Your task is to copy every line of this material exactly.

## AVAILABLE DATA
━━━━━━━━━━━━━━━━━━━━━━━━━━━━━━

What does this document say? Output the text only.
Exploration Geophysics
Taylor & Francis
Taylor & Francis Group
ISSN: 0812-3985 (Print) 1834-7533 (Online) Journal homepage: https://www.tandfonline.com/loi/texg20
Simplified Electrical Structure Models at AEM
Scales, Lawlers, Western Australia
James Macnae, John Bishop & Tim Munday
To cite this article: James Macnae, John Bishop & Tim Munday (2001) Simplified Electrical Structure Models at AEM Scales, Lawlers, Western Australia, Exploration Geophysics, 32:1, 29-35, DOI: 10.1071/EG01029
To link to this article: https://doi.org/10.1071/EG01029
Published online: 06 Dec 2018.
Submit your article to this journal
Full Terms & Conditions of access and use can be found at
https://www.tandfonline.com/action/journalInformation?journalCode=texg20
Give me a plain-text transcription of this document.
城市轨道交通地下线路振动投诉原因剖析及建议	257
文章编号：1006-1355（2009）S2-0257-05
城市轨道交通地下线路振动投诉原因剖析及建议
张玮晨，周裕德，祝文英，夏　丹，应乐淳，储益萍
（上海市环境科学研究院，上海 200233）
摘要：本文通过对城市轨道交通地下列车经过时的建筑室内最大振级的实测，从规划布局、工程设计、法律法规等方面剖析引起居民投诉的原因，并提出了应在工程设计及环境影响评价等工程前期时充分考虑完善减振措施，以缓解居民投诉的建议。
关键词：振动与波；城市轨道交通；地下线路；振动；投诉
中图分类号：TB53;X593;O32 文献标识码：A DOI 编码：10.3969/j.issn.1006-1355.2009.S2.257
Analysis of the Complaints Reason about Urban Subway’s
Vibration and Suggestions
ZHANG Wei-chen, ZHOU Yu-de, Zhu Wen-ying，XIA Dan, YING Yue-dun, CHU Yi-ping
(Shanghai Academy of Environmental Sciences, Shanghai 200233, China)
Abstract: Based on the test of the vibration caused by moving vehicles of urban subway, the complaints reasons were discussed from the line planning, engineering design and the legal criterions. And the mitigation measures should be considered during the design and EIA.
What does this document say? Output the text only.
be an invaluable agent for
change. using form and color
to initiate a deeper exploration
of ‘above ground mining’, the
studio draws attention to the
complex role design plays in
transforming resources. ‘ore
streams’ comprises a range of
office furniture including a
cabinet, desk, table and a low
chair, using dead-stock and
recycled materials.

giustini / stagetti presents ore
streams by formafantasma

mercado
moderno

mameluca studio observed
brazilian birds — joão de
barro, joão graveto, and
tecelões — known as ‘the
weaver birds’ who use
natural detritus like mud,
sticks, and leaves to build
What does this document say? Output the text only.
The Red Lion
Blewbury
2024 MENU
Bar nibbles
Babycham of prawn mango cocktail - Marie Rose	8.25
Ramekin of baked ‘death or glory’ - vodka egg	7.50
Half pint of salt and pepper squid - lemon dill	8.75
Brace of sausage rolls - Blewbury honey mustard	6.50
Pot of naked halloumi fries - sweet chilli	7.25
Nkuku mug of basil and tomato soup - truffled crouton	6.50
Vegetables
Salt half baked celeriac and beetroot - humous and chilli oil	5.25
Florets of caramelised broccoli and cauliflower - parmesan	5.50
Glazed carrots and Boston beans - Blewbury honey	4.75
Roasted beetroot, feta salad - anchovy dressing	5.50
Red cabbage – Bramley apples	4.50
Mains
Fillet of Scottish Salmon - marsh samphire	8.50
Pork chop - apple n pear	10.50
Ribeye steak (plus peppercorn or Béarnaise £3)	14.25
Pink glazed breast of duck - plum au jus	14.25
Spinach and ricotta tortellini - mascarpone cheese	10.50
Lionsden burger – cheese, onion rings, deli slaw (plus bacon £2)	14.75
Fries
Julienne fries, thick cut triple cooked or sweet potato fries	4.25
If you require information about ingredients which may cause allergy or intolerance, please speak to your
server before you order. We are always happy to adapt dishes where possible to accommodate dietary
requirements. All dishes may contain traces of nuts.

━━━━━━━━━━━━━━━━━━━━━━━━━━━━━━

## SOLUTION
What does this document say? Output the text only.
Exploration Geophysics
Taylor & Francis
Taylor & Francis Group
ISSN: 0812-3985 (Print) 1834-7533 (Online) Journal homepage: https://www.tandfonline.com/loi/texg20
Simplified Electrical Structure Models at AEM
Scales, Lawlers, Western Australia
James Macnae, John Bishop & Tim Munday
To cite this article: James Macnae, John Bishop & Tim Munday (2001) Simplified Electrical Structure Models at AEM Scales, Lawlers, Western Australia, Exploration Geophysics, 32:1, 29-35, DOI: 10.1071/EG01029
To link to this article: https://doi.org/10.1071/EG01029
Published online: 06 Dec 2018.
Submit your article to this journal
Full Terms & Conditions of access and use can be found at
https://www.tandfonline.com/action/journalInformation?journalCode=texg20
Give me a plain-text transcription of this document.
城市轨道交通地下线路振动投诉原因剖析及建议	257
文章编号：1006-1355（2009）S2-0257-05
城市轨道交通地下线路振动投诉原因剖析及建议
张玮晨，周裕德，祝文英，夏　丹，应乐淳，储益萍
（上海市环境科学研究院，上海 200233）
摘要：本文通过对城市轨道交通地下列车经过时的建筑室内最大振级的实测，从规划布局、工程设计、法律法规等方面剖析引起居民投诉的原因，并提出了应在工程设计及环境影响评价等工程前期时充分考虑完善减振措施，以缓解居民投诉的建议。
关键词：振动与波；城市轨道交通；地下线路；振动；投诉
中图分类号：TB53;X593;O32 文献标识码：A DOI 编码：10.3969/j.issn.1006-1355.2009.S2.257
Analysis of the Complaints Reason about Urban Subway’s
Vibration and Suggestions
ZHANG Wei-chen, ZHOU Yu-de, Zhu Wen-ying，XIA Dan, YING Yue-dun, CHU Yi-ping
(Shanghai Academy of Environmental Sciences, Shanghai 200233, China)
Abstract: Based on the test of the vibration caused by moving vehicles of urban subway, the complaints reasons were discussed from the line planning, engineering design and the legal criterions. And the mitigation measures should be considered during the design and EIA.
What does this document say? Output the text only.
be an invaluable agent for
change. using form and color
to initiate a deeper exploration
of ‘above ground mining’, the
studio draws attention to the
complex role design plays in
transforming resources. ‘ore
streams’ comprises a range of
office furniture including a
cabinet, desk, table and a low
chair, using dead-stock and
recycled materials.

giustini / stagetti presents ore
streams by formafantasma

mercado
moderno

mameluca studio observed
brazilian birds — joão de
barro, joão graveto, and
tecelões — known as ‘the
weaver birds’ who use
natural detritus like mud,
sticks, and leaves to build
What does this document say? Output the text only.
The Red Lion
Blewbury
2024 MENU
Bar nibbles
Babycham of prawn mango cocktail - Marie Rose	8.25
Ramekin of baked ‘death or glory’ - vodka egg	7.50
Half pint of salt and pepper squid - lemon dill	8.75
Brace of sausage rolls - Blewbury honey mustard	6.50
Pot of naked halloumi fries - sweet chilli	7.25
Nkuku mug of basil and tomato soup - truffled crouton	6.50
Vegetables
Salt half baked celeriac and beetroot - humous and chilli oil	5.25
Florets of caramelised broccoli and cauliflower - parmesan	5.50
Glazed carrots and Boston beans - Blewbury honey	4.75
Roasted beetroot, feta salad - anchovy dressing	5.50
Red cabbage – Bramley apples	4.50
Mains
Fillet of Scottish Salmon - marsh samphire	8.50
Pork chop - apple n pear	10.50
Ribeye steak (plus peppercorn or Béarnaise £3)	14.25
Pink glazed breast of duck - plum au jus	14.25
Spinach and ricotta tortellini - mascarpone cheese	10.50
Lionsden burger – cheese, onion rings, deli slaw (plus bacon £2)	14.75
Fries
Julienne fries, thick cut triple cooked or sweet potato fries	4.25
If you require information about ingredients which may cause allergy or intolerance, please speak to your
server before you order. We are always happy to adapt dishes where possible to accommodate dietary
requirements. All dishes may contain traces of nuts.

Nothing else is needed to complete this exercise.